Requirement: In the data below, find every line that has the string "ffffff", and copy it.

Information supplied:
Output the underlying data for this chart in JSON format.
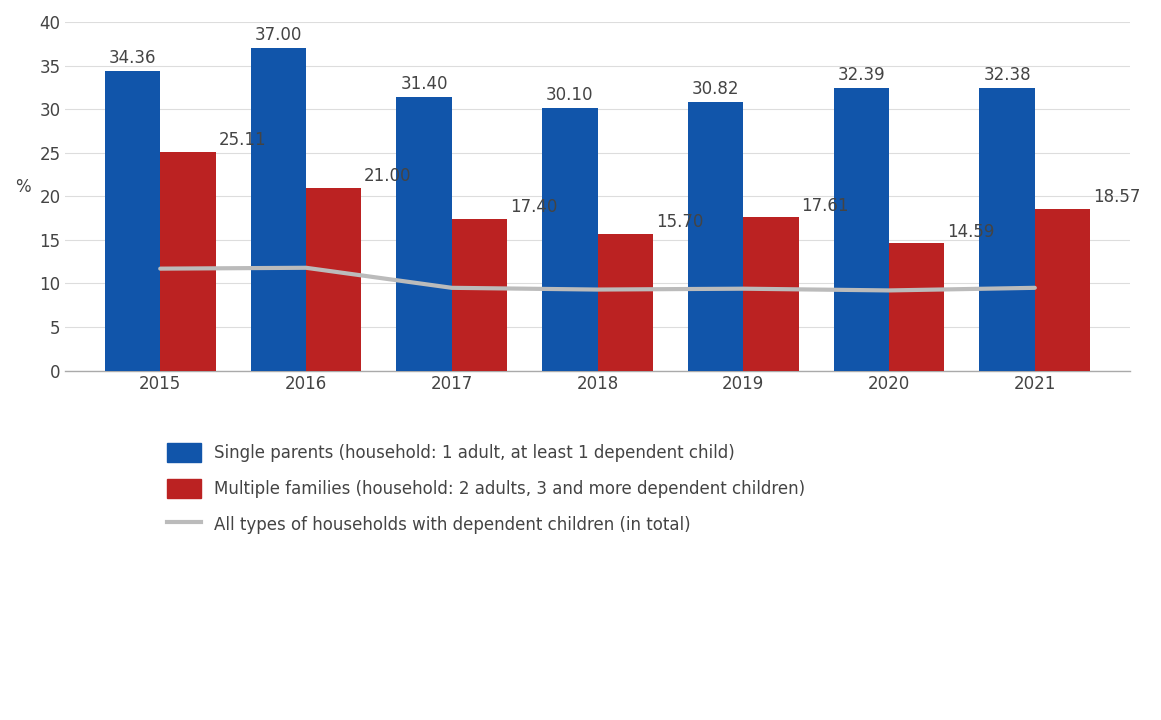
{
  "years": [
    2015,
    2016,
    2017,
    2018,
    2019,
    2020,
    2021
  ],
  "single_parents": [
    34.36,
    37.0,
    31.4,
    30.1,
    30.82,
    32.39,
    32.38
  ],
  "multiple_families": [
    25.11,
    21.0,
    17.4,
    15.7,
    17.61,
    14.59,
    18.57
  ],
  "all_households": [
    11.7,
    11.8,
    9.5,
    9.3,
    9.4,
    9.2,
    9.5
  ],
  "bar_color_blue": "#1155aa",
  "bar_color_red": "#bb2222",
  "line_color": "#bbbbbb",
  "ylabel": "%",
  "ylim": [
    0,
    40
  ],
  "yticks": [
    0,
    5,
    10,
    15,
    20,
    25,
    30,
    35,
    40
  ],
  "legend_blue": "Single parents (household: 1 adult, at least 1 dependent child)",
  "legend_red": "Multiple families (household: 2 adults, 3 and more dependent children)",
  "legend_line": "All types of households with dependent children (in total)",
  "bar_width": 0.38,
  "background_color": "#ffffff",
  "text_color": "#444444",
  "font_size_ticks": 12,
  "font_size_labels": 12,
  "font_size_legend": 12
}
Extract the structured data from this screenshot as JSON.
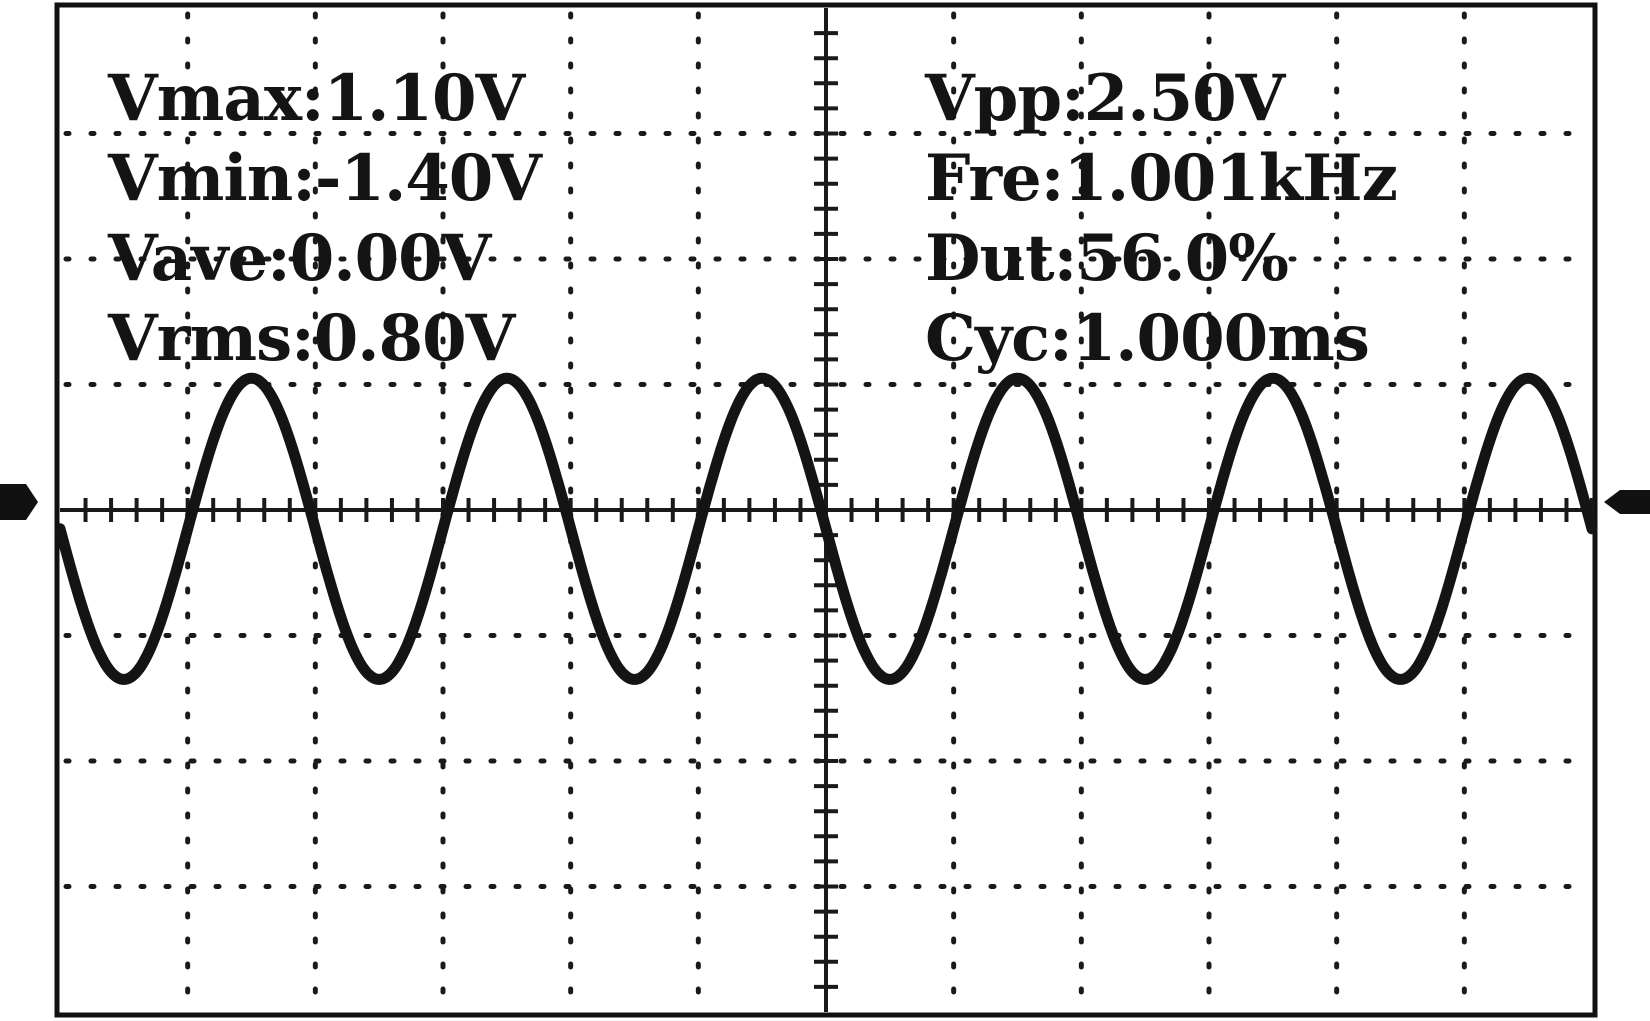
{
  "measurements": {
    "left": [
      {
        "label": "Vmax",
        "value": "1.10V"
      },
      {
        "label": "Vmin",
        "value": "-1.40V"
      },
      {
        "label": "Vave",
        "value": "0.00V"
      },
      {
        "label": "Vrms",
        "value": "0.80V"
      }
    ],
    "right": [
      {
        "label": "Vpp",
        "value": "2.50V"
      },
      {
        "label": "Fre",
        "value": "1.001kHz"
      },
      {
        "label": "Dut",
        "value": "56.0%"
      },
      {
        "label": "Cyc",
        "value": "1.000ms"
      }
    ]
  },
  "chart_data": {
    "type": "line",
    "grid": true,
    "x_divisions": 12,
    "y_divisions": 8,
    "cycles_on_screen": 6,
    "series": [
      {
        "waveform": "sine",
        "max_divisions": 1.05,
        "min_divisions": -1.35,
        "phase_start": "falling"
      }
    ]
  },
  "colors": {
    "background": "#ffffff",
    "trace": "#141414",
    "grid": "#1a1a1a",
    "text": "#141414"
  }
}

Result of the task:
  "background_color": "#ffffff",
    "background": "#ffffff",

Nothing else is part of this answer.